-- start --

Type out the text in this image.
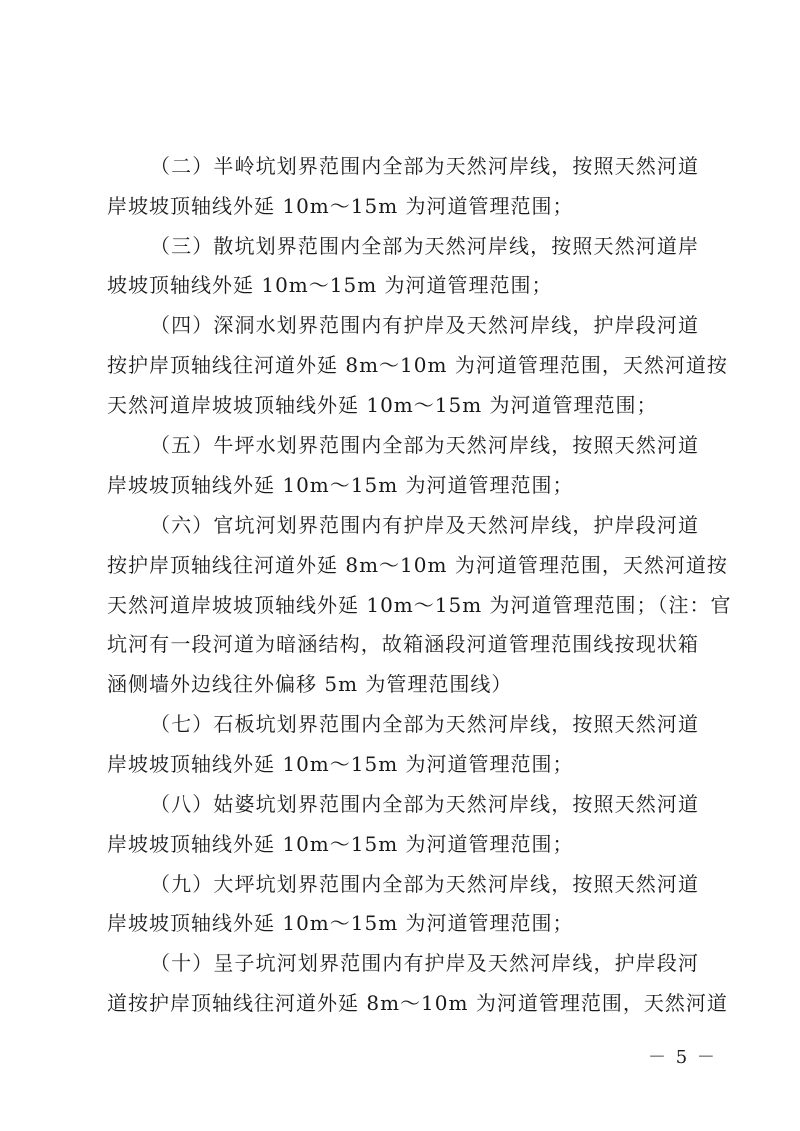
（二）半岭坑划界范围内全部为天然河岸线，按照天然河道
岸坡坡顶轴线外延 10m～15m 为河道管理范围；
（三）散坑划界范围内全部为天然河岸线，按照天然河道岸
坡坡顶轴线外延 10m～15m 为河道管理范围；
（四）深洞水划界范围内有护岸及天然河岸线，护岸段河道
按护岸顶轴线往河道外延 8m～10m 为河道管理范围，天然河道按
天然河道岸坡坡顶轴线外延 10m～15m 为河道管理范围；
（五）牛坪水划界范围内全部为天然河岸线，按照天然河道
岸坡坡顶轴线外延 10m～15m 为河道管理范围；
（六）官坑河划界范围内有护岸及天然河岸线，护岸段河道
按护岸顶轴线往河道外延 8m～10m 为河道管理范围，天然河道按
天然河道岸坡坡顶轴线外延 10m～15m 为河道管理范围；（注：官
坑河有一段河道为暗涵结构，故箱涵段河道管理范围线按现状箱
涵侧墙外边线往外偏移 5m 为管理范围线）
（七）石板坑划界范围内全部为天然河岸线，按照天然河道
岸坡坡顶轴线外延 10m～15m 为河道管理范围；
（八）姑婆坑划界范围内全部为天然河岸线，按照天然河道
岸坡坡顶轴线外延 10m～15m 为河道管理范围；
（九）大坪坑划界范围内全部为天然河岸线，按照天然河道
岸坡坡顶轴线外延 10m～15m 为河道管理范围；
（十）呈子坑河划界范围内有护岸及天然河岸线，护岸段河
道按护岸顶轴线往河道外延 8m～10m 为河道管理范围，天然河道
－ 5 －
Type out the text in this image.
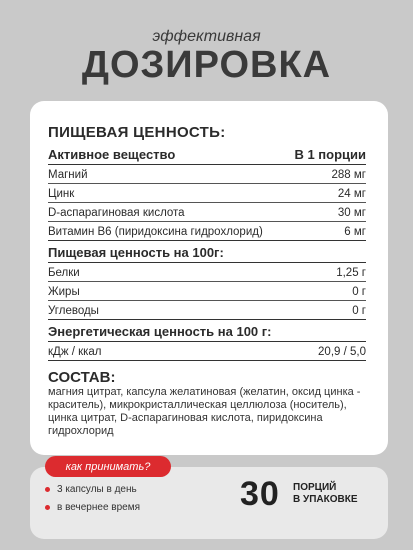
эффективная
ДОЗИРОВКА
ПИЩЕВАЯ ЦЕННОСТЬ:
Активное вещество	В 1 порции
Магний	288 мг
Цинк	24 мг
D-аспарагиновая кислота	30 мг
Витамин В6 (пиридоксина гидрохлорид)	6 мг
Пищевая ценность на 100г:
Белки	1,25 г
Жиры	0 г
Углеводы	0 г
Энергетическая ценность на 100 г:
кДж / ккал	20,9 / 5,0
СОСТАВ:
магния цитрат, капсула желатиновая (желатин, оксид цинка - краситель), микрокристаллическая целлюлоза (носитель), цинка цитрат, D-аспарагиновая кислота, пиридоксина гидрохлорид
как принимать?
3 капсулы в день
в вечернее время	30 ПОРЦИЙ
В УПАКОВКЕ
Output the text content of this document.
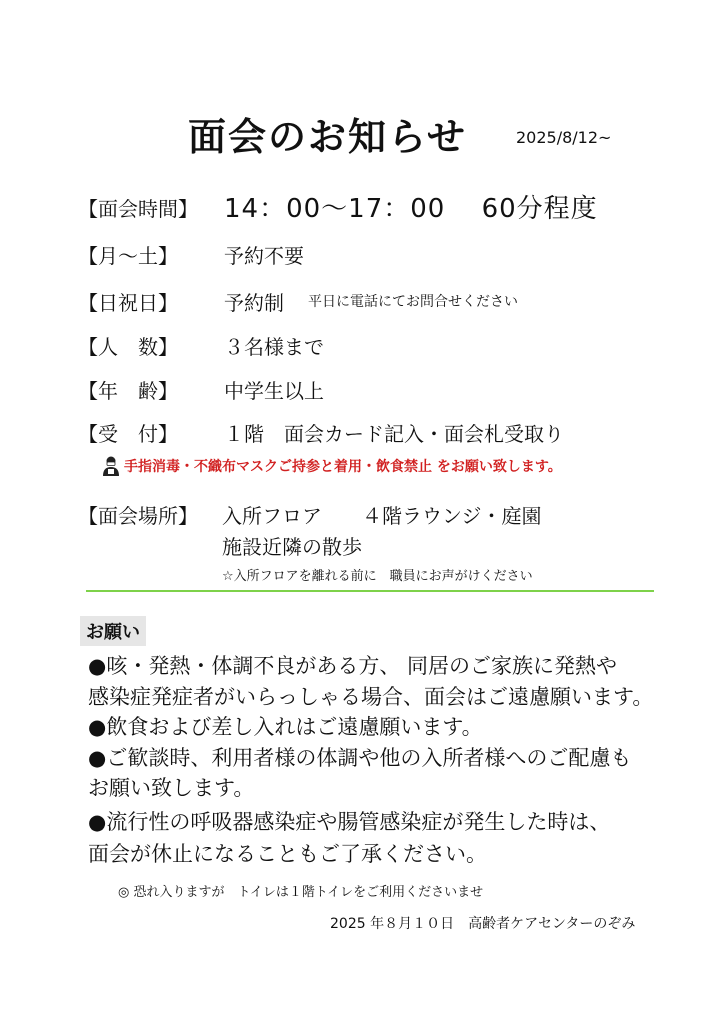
面会のお知らせ	2025/8/12~
【面会時間】 14：00～17：00　 60分程度
【月～土】 予約不要
【日祝日】 予約制 平日に電話にてお問合せください
【人　数】 ３名様まで
【年　齢】 中学生以上
【受　付】 １階　面会カード記入・面会札受取り
手指消毒・不織布マスクご持参と着用・飲食禁止 をお願い致します。
【面会場所】 入所フロア　　４階ラウンジ・庭園
施設近隣の散歩
☆入所フロアを離れる前に　職員にお声がけください
お願い
●咳・発熱・体調不良がある方、 同居のご家族に発熱や
感染症発症者がいらっしゃる場合、面会はご遠慮願います。
●飲食および差し入れはご遠慮願います。
●ご歓談時、利用者様の体調や他の入所者様へのご配慮も
お願い致します。
●流行性の呼吸器感染症や腸管感染症が発生した時は、
面会が休止になることもご了承ください。
◎ 恐れ入りますが　トイレは１階トイレをご利用くださいませ
2025 年８月１０日　高齢者ケアセンターのぞみ
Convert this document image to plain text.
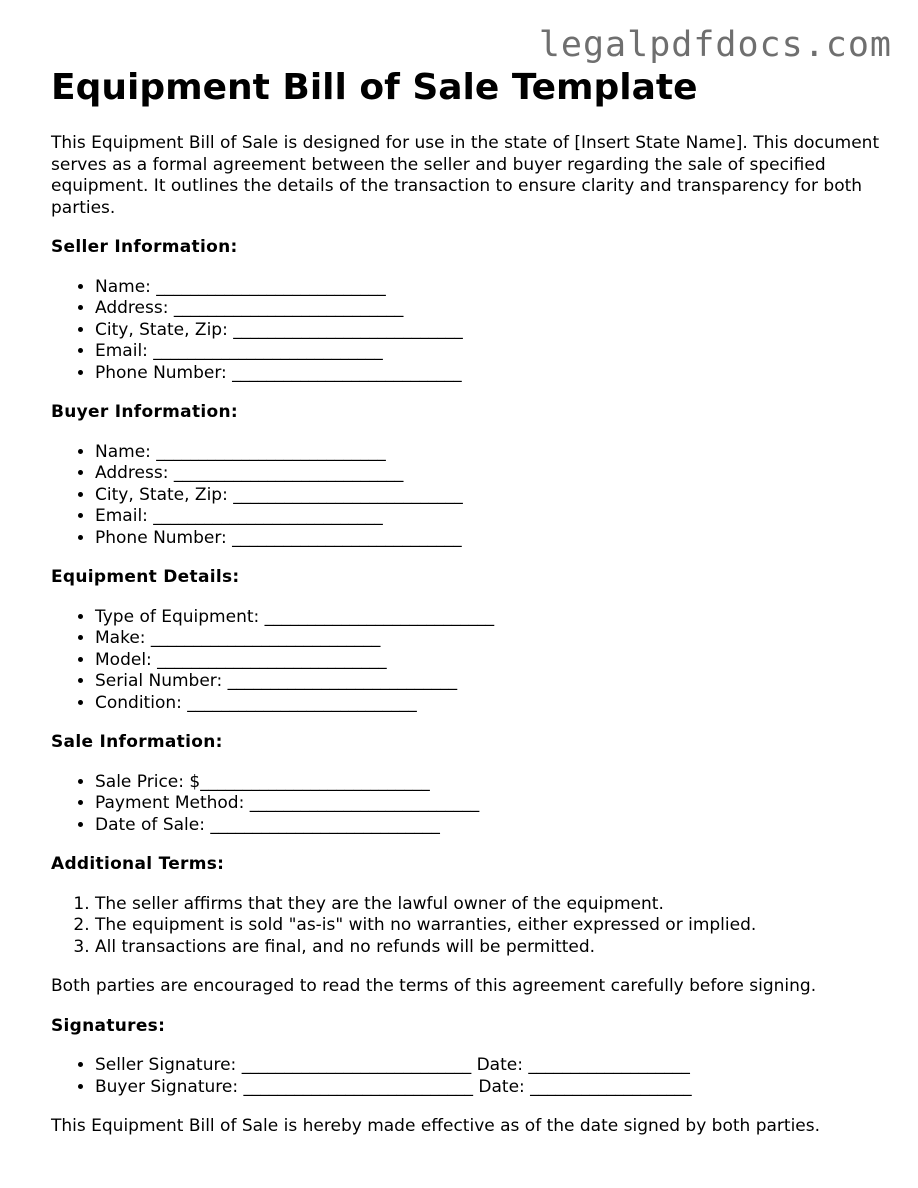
legalpdfdocs.com
Equipment Bill of Sale Template

This Equipment Bill of Sale is designed for use in the state of [Insert State Name]. This document serves as a formal agreement between the seller and buyer regarding the sale of specified equipment. It outlines the details of the transaction to ensure clarity and transparency for both parties.

Seller Information:
• Name: ___________________________
• Address: ___________________________
• City, State, Zip: ___________________________
• Email: ___________________________
• Phone Number: ___________________________
Buyer Information:
• Name: ___________________________
• Address: ___________________________
• City, State, Zip: ___________________________
• Email: ___________________________
• Phone Number: ___________________________
Equipment Details:
• Type of Equipment: ___________________________
• Make: ___________________________
• Model: ___________________________
• Serial Number: ___________________________
• Condition: ___________________________
Sale Information:
• Sale Price: $___________________________
• Payment Method: ___________________________
• Date of Sale: ___________________________
Additional Terms:
1. The seller affirms that they are the lawful owner of the equipment.
2. The equipment is sold "as-is" with no warranties, either expressed or implied.
3. All transactions are final, and no refunds will be permitted.

Both parties are encouraged to read the terms of this agreement carefully before signing.

Signatures:
• Seller Signature: ___________________________ Date: ___________________
• Buyer Signature: ___________________________ Date: ___________________

This Equipment Bill of Sale is hereby made effective as of the date signed by both parties.
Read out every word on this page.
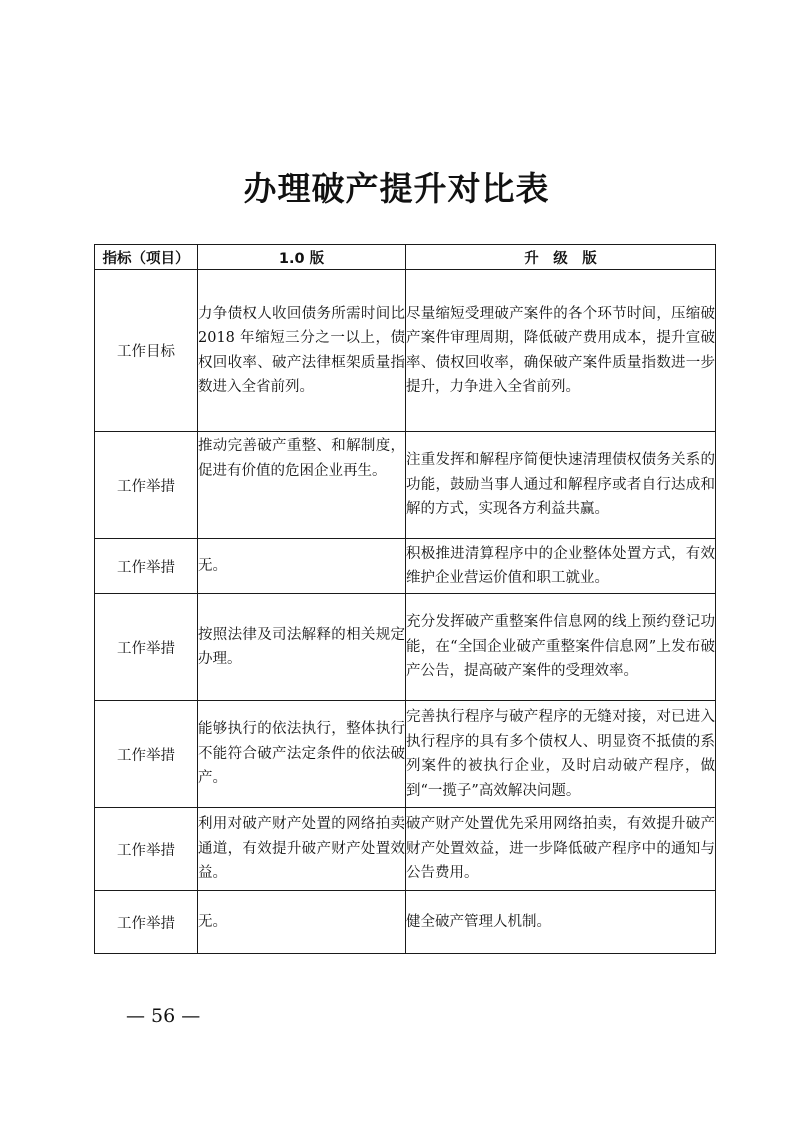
办理破产提升对比表
指标（项目）	1.0 版	升　级　版
工作目标	力争债权人收回债务所需时间比 2018 年缩短三分之一以上，债权回收率、破产法律框架质量指数进入全省前列。	尽量缩短受理破产案件的各个环节时间，压缩破产案件审理周期，降低破产费用成本，提升宣破率、债权回收率，确保破产案件质量指数进一步提升，力争进入全省前列。
工作举措	推动完善破产重整、和解制度，促进有价值的危困企业再生。	注重发挥和解程序简便快速清理债权债务关系的功能，鼓励当事人通过和解程序或者自行达成和解的方式，实现各方利益共赢。
工作举措	无。	积极推进清算程序中的企业整体处置方式，有效维护企业营运价值和职工就业。
工作举措	按照法律及司法解释的相关规定办理。	充分发挥破产重整案件信息网的线上预约登记功能，在“全国企业破产重整案件信息网”上发布破产公告，提高破产案件的受理效率。
工作举措	能够执行的依法执行，整体执行不能符合破产法定条件的依法破产。	完善执行程序与破产程序的无缝对接，对已进入执行程序的具有多个债权人、明显资不抵债的系列案件的被执行企业，及时启动破产程序，做到“一揽子”高效解决问题。
工作举措	利用对破产财产处置的网络拍卖通道，有效提升破产财产处置效益。	破产财产处置优先采用网络拍卖，有效提升破产财产处置效益，进一步降低破产程序中的通知与公告费用。
工作举措	无。	健全破产管理人机制。
— 56 —
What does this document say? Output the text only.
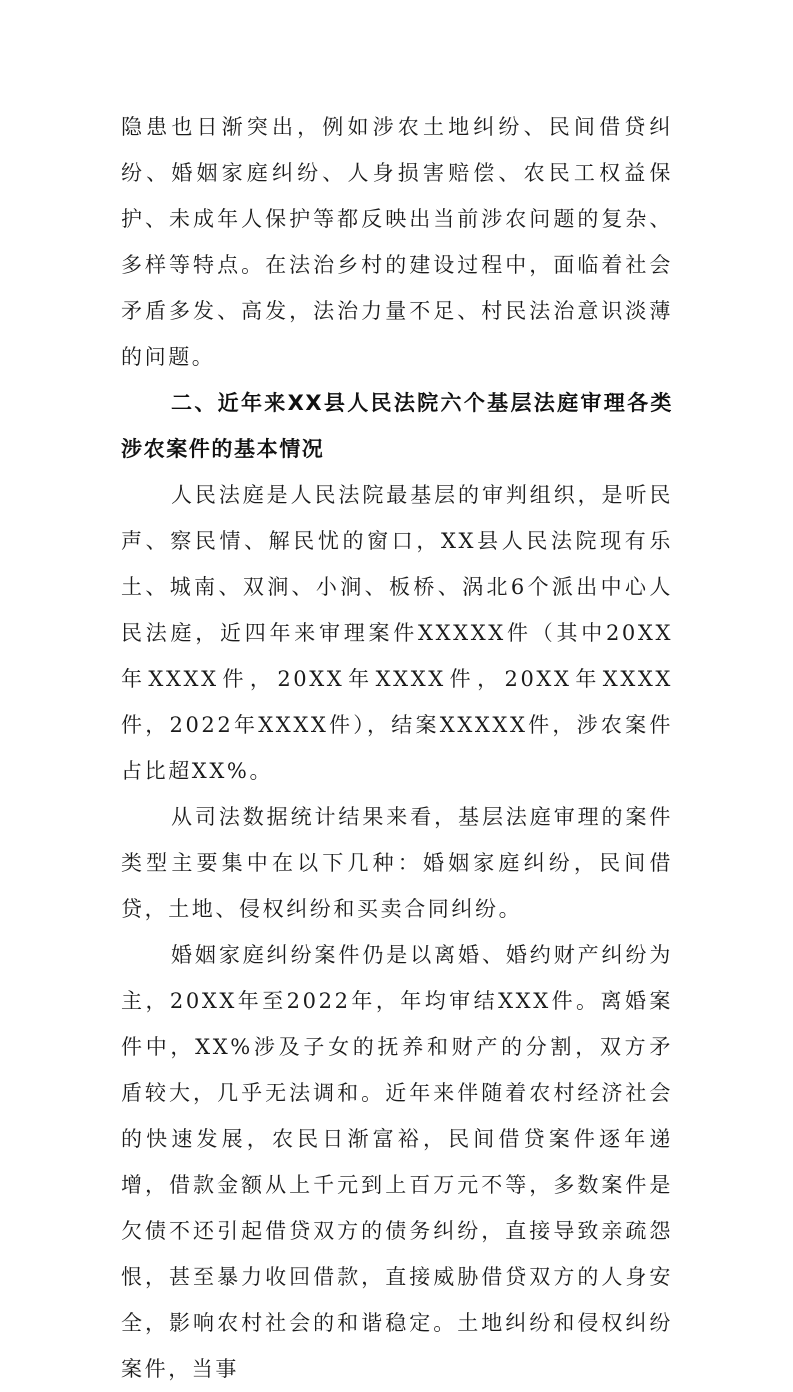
隐患也日渐突出，例如涉农土地纠纷、民间借贷纠纷、婚姻家庭纠纷、人身损害赔偿、农民工权益保护、未成年人保护等都反映出当前涉农问题的复杂、多样等特点。在法治乡村的建设过程中，面临着社会矛盾多发、高发，法治力量不足、村民法治意识淡薄的问题。

二、近年来XX县人民法院六个基层法庭审理各类涉农案件的基本情况

人民法庭是人民法院最基层的审判组织，是听民声、察民情、解民忧的窗口，XX县人民法院现有乐土、城南、双涧、小涧、板桥、涡北6个派出中心人民法庭，近四年来审理案件XXXXX件（其中20XX年XXXX件，20XX年XXXX件，20XX年XXXX件，2022年XXXX件），结案XXXXX件，涉农案件占比超XX%。

从司法数据统计结果来看，基层法庭审理的案件类型主要集中在以下几种：婚姻家庭纠纷，民间借贷，土地、侵权纠纷和买卖合同纠纷。

婚姻家庭纠纷案件仍是以离婚、婚约财产纠纷为主，20XX年至2022年，年均审结XXX件。离婚案件中，XX%涉及子女的抚养和财产的分割，双方矛盾较大，几乎无法调和。近年来伴随着农村经济社会的快速发展，农民日渐富裕，民间借贷案件逐年递增，借款金额从上千元到上百万元不等，多数案件是欠债不还引起借贷双方的债务纠纷，直接导致亲疏怨恨，甚至暴力收回借款，直接威胁借贷双方的人身安全，影响农村社会的和谐稳定。土地纠纷和侵权纠纷案件，当事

-- end --

# EXERCISE DETAILS
For the entries above, count the lines that contain the string "Information", and state that number without further comment.

# WRITTEN RESPONSE
3